## SHORT TASK
Write out, without any change, the lines from the first one through the line that contains "- data-point: [531, 416, 538, 424]", including both of those lines.
-- start of PROVIDED RECORDS --
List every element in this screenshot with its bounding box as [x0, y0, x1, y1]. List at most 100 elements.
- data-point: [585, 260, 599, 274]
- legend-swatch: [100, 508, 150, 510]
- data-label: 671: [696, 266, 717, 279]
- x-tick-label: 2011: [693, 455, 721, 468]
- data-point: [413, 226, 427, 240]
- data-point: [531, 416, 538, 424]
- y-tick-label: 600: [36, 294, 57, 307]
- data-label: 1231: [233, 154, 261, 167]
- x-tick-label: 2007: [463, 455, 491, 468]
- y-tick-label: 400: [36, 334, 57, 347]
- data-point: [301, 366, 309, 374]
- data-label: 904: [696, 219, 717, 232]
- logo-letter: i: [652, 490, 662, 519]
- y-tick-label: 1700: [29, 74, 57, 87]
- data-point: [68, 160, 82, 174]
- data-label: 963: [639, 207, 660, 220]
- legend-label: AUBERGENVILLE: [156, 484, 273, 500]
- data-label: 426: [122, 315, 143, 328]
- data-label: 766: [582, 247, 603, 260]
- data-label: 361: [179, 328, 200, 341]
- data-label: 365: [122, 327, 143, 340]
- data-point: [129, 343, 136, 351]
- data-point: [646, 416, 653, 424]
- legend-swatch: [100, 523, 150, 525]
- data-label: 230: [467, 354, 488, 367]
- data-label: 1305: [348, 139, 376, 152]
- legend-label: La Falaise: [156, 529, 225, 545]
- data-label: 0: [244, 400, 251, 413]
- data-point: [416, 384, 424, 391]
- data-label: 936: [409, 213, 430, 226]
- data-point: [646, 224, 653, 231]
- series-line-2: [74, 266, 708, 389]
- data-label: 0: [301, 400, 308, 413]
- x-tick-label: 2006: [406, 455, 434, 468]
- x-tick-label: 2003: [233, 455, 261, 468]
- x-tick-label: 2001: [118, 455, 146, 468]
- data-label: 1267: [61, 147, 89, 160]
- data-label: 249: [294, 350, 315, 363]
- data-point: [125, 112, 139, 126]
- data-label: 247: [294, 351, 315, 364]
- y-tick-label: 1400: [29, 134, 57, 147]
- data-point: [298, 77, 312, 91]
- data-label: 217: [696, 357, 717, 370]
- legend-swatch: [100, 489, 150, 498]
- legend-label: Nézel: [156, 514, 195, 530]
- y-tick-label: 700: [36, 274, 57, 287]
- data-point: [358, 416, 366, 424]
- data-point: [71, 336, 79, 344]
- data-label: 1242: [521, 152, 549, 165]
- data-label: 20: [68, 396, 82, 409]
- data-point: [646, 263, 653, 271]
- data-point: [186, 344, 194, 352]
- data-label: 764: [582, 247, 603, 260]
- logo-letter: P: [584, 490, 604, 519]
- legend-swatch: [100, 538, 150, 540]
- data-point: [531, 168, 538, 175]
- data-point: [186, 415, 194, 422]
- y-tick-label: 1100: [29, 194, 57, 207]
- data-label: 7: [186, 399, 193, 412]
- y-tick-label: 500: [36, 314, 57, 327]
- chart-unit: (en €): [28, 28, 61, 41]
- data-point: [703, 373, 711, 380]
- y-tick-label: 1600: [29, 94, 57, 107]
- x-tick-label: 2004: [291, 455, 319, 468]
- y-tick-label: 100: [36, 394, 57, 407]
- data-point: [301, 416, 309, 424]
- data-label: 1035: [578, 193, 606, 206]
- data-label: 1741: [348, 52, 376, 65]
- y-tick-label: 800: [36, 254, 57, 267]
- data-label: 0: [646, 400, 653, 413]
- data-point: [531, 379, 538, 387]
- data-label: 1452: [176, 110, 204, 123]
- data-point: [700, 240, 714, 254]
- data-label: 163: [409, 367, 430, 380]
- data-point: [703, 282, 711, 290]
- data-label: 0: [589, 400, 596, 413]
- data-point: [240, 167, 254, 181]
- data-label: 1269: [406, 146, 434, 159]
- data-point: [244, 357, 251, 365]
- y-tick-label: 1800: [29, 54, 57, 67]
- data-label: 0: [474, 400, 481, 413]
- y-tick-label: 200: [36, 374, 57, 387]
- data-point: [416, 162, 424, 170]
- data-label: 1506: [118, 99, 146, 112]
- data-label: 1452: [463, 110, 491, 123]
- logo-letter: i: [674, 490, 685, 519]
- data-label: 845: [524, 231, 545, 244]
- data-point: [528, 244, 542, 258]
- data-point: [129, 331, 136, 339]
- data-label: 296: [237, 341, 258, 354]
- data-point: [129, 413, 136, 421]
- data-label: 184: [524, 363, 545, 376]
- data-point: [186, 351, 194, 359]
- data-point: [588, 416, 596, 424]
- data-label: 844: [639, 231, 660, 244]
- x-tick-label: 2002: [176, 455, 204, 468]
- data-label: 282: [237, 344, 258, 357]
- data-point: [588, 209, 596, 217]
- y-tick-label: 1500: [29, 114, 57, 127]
-- end of PROVIDED RECORDS --
## SOLUTION
List every element in this screenshot with its bounding box as [x0, y0, x1, y1]. List at most 100 elements.
- data-point: [585, 260, 599, 274]
- legend-swatch: [100, 508, 150, 510]
- data-label: 671: [696, 266, 717, 279]
- x-tick-label: 2011: [693, 455, 721, 468]
- data-point: [413, 226, 427, 240]
- data-point: [531, 416, 538, 424]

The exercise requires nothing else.